TASK DETAILS |
Copy verbatim the span of lines beginning at the line that contains "Convert this screenshot" and ending with the final line of the data. Exclude pictures from the copy.
** START THE DATA **
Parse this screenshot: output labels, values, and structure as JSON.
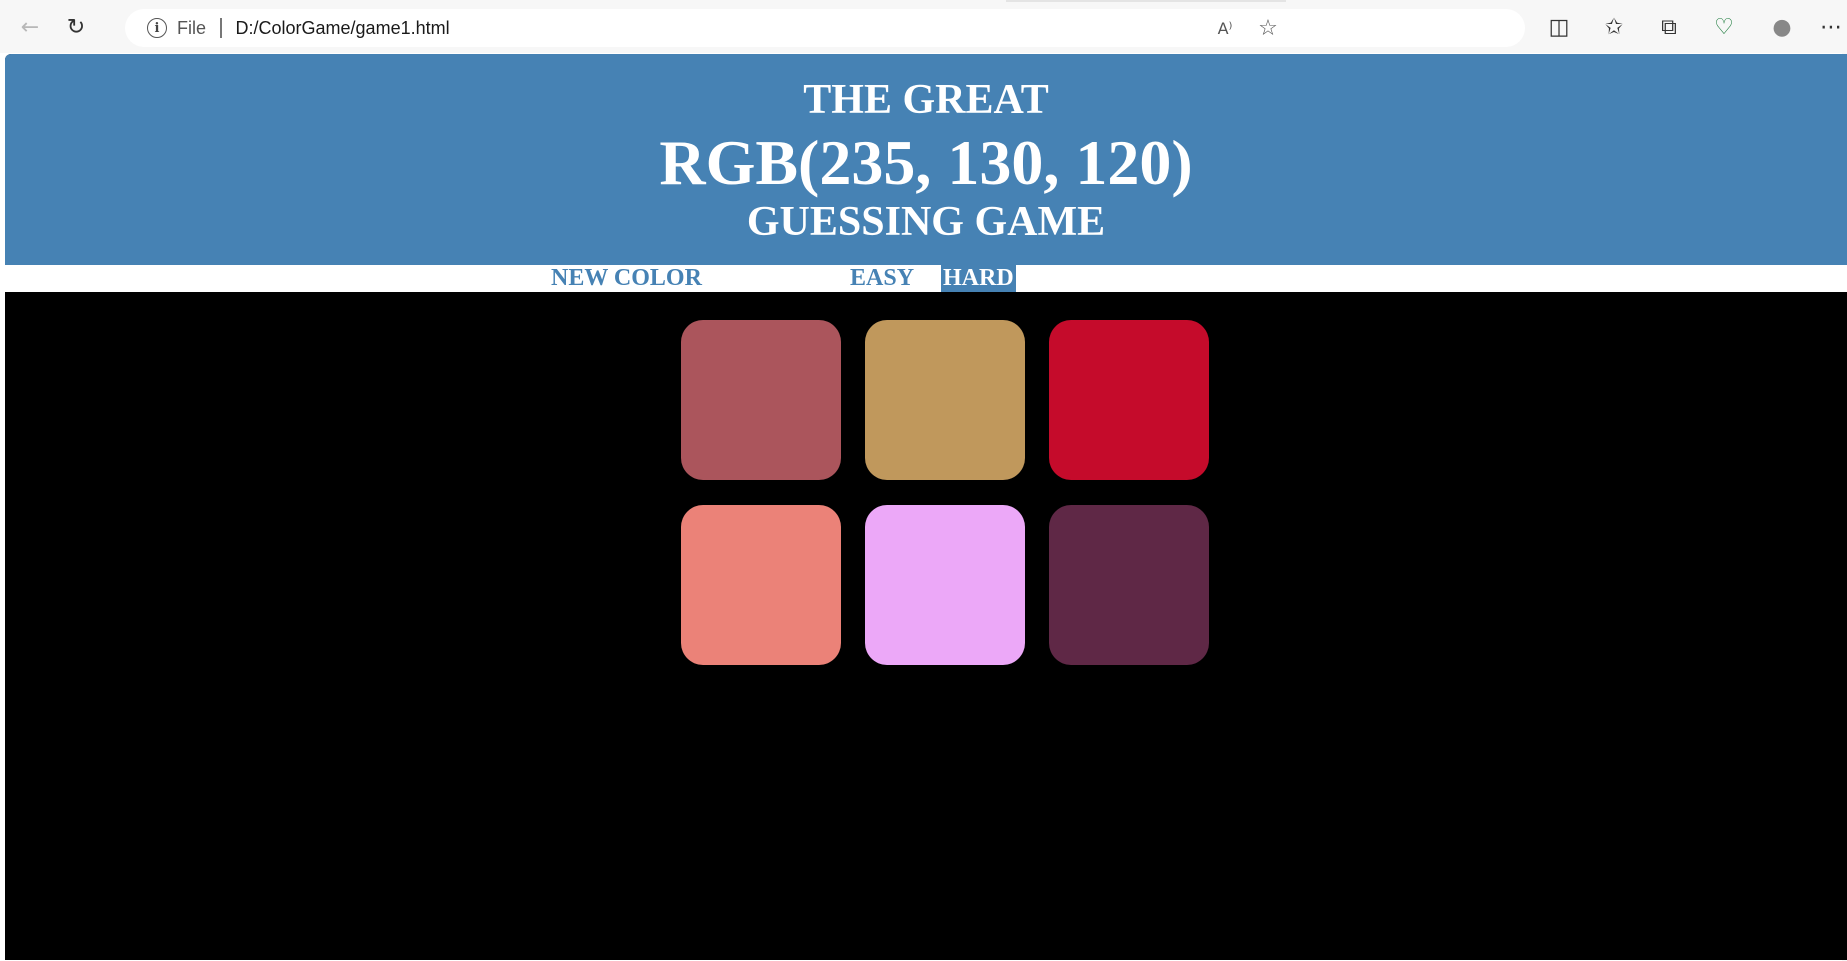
{
  "browser": {
    "back_icon": "←",
    "reload_icon": "↻",
    "info_icon": "i",
    "file_label": "File",
    "url": "D:/ColorGame/game1.html",
    "read_aloud_icon": "A⁾",
    "favorite_icon": "☆",
    "split_icon": "◫",
    "favorites_icon": "✩",
    "collections_icon": "⧉",
    "health_icon": "♡",
    "profile_icon": "●",
    "more_icon": "⋯"
  },
  "header": {
    "line1": "THE GREAT",
    "rgb": "RGB(235, 130, 120)",
    "line3": "GUESSING GAME",
    "background": "#4682b4"
  },
  "controls": {
    "new_color": "NEW COLOR",
    "easy": "EASY",
    "hard": "HARD",
    "selected": "HARD"
  },
  "squares": [
    {
      "color": "#ab555c"
    },
    {
      "color": "#c0985c"
    },
    {
      "color": "#c50b2b"
    },
    {
      "color": "#eb8278"
    },
    {
      "color": "#eca8f8"
    },
    {
      "color": "#5f2846"
    }
  ]
}
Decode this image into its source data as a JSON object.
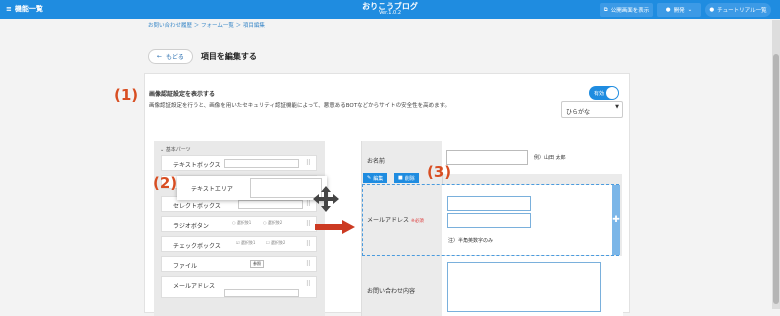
{
  "header": {
    "menu_label": "機能一覧",
    "app_name": "おりこうブログ",
    "version": "Ver.1.0.2",
    "btn_public_view": "公開画面を表示",
    "btn_developer": "開発",
    "btn_tutorial": "チュートリアル一覧"
  },
  "breadcrumb": "お問い合わせ履歴 ＞ フォーム一覧 ＞ 項目編集",
  "page": {
    "back_label": "もどる",
    "title": "項目を編集する"
  },
  "settings": {
    "heading": "画像認証設定を表示する",
    "description": "画像認証設定を行うと、画像を用いたセキュリティ認証機能によって、悪意あるBOTなどからサイトの安全性を高めます。",
    "toggle_label": "有効",
    "select_value": "ひらがな"
  },
  "parts": {
    "header": "基本パーツ",
    "items": [
      "テキストボックス",
      "セレクトボックス",
      "ラジオボタン",
      "チェックボックス",
      "ファイル",
      "メールアドレス"
    ],
    "option1": "選択肢1",
    "option2": "選択肢2",
    "file_label": "参照",
    "dragging": "テキストエリア"
  },
  "form": {
    "name_label": "お名前",
    "name_example": "例）山田 太郎",
    "edit_label": "編集",
    "delete_label": "削除",
    "email_label": "メールアドレス",
    "required": "※必須",
    "email_note": "注）半角英数字のみ",
    "inquiry_label": "お問い合わせ内容"
  },
  "annotations": {
    "a1": "(1)",
    "a2": "(2)",
    "a3": "(3)"
  },
  "colors": {
    "primary": "#1f8ce0",
    "annotation": "#d84e22",
    "arrow": "#cc3a22"
  }
}
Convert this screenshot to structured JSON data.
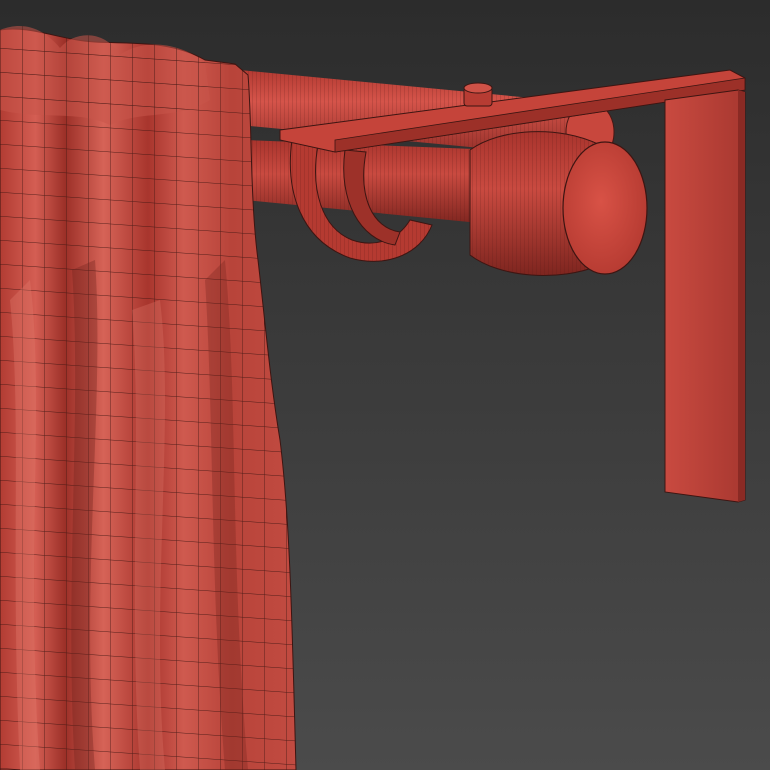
{
  "scene": {
    "subject": "curtain-on-double-rod-render",
    "render_style": "wireframe-over-shaded",
    "colors": {
      "background_top": "#2e2e2e",
      "background_bottom": "#4a4a4a",
      "model_base": "#c8453c",
      "model_light": "#e06a5e",
      "model_shadow": "#8a2a24",
      "wire": "#3d1512"
    }
  }
}
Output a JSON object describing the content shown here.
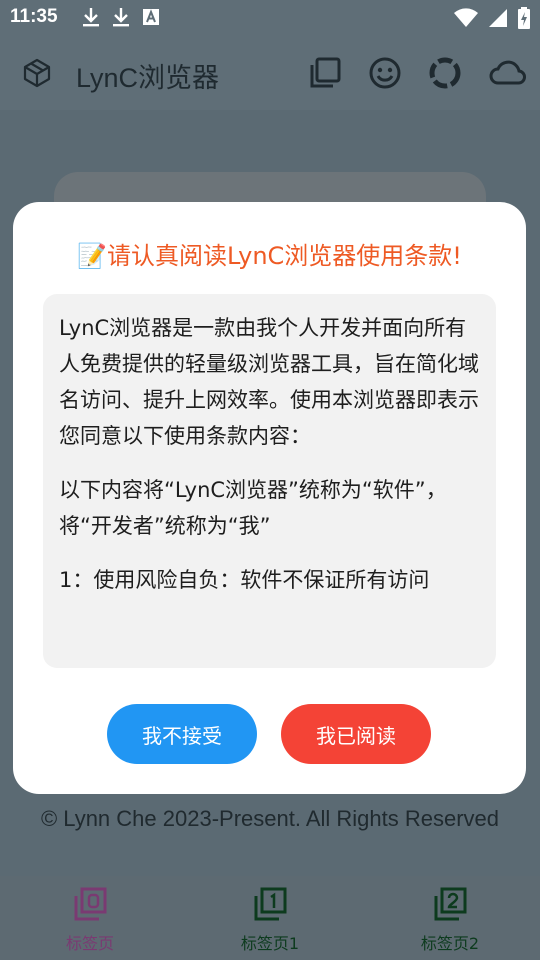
{
  "status_bar": {
    "time": "11:35",
    "icons": [
      "download-icon",
      "download-icon",
      "font-icon",
      "wifi-icon",
      "signal-icon",
      "battery-icon"
    ]
  },
  "app_bar": {
    "title": "LynC浏览器",
    "icons": [
      "logo-icon",
      "tabs-icon",
      "smile-icon",
      "loading-icon",
      "cloud-icon"
    ]
  },
  "footer": {
    "copyright": "© Lynn Che 2023-Present. All Rights Reserved"
  },
  "bottom_nav": {
    "tabs": [
      {
        "label": "标签页",
        "icon": "tab-0-icon"
      },
      {
        "label": "标签页1",
        "icon": "tab-1-icon"
      },
      {
        "label": "标签页2",
        "icon": "tab-2-icon"
      }
    ]
  },
  "dialog": {
    "title": "📝请认真阅读LynC浏览器使用条款!",
    "paragraphs": [
      "LynC浏览器是一款由我个人开发并面向所有人免费提供的轻量级浏览器工具，旨在简化域名访问、提升上网效率。使用本浏览器即表示您同意以下使用条款内容：",
      "以下内容将“LynC浏览器”统称为“软件”，将“开发者”统称为“我”",
      "1：使用风险自负：软件不保证所有访问"
    ],
    "decline_label": "我不接受",
    "accept_label": "我已阅读"
  },
  "colors": {
    "title_color": "#ee5a24",
    "decline_button": "#2196f3",
    "accept_button": "#f44336"
  }
}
** END THE DATA **
TASK OUTPUT |
Convert this screenshot to structured JSON data.
{
  "scene": {
    "subject": "curtain-on-double-rod-render",
    "render_style": "wireframe-over-shaded",
    "colors": {
      "background_top": "#2e2e2e",
      "background_bottom": "#4a4a4a",
      "model_base": "#c8453c",
      "model_light": "#e06a5e",
      "model_shadow": "#8a2a24",
      "wire": "#3d1512"
    }
  }
}
Output a JSON object describing the content shown here.
{
  "status_bar": {
    "time": "11:35",
    "icons": [
      "download-icon",
      "download-icon",
      "font-icon",
      "wifi-icon",
      "signal-icon",
      "battery-icon"
    ]
  },
  "app_bar": {
    "title": "LynC浏览器",
    "icons": [
      "logo-icon",
      "tabs-icon",
      "smile-icon",
      "loading-icon",
      "cloud-icon"
    ]
  },
  "footer": {
    "copyright": "© Lynn Che 2023-Present. All Rights Reserved"
  },
  "bottom_nav": {
    "tabs": [
      {
        "label": "标签页",
        "icon": "tab-0-icon"
      },
      {
        "label": "标签页1",
        "icon": "tab-1-icon"
      },
      {
        "label": "标签页2",
        "icon": "tab-2-icon"
      }
    ]
  },
  "dialog": {
    "title": "📝请认真阅读LynC浏览器使用条款!",
    "paragraphs": [
      "LynC浏览器是一款由我个人开发并面向所有人免费提供的轻量级浏览器工具，旨在简化域名访问、提升上网效率。使用本浏览器即表示您同意以下使用条款内容：",
      "以下内容将“LynC浏览器”统称为“软件”，将“开发者”统称为“我”",
      "1：使用风险自负：软件不保证所有访问"
    ],
    "decline_label": "我不接受",
    "accept_label": "我已阅读"
  },
  "colors": {
    "title_color": "#ee5a24",
    "decline_button": "#2196f3",
    "accept_button": "#f44336"
  }
}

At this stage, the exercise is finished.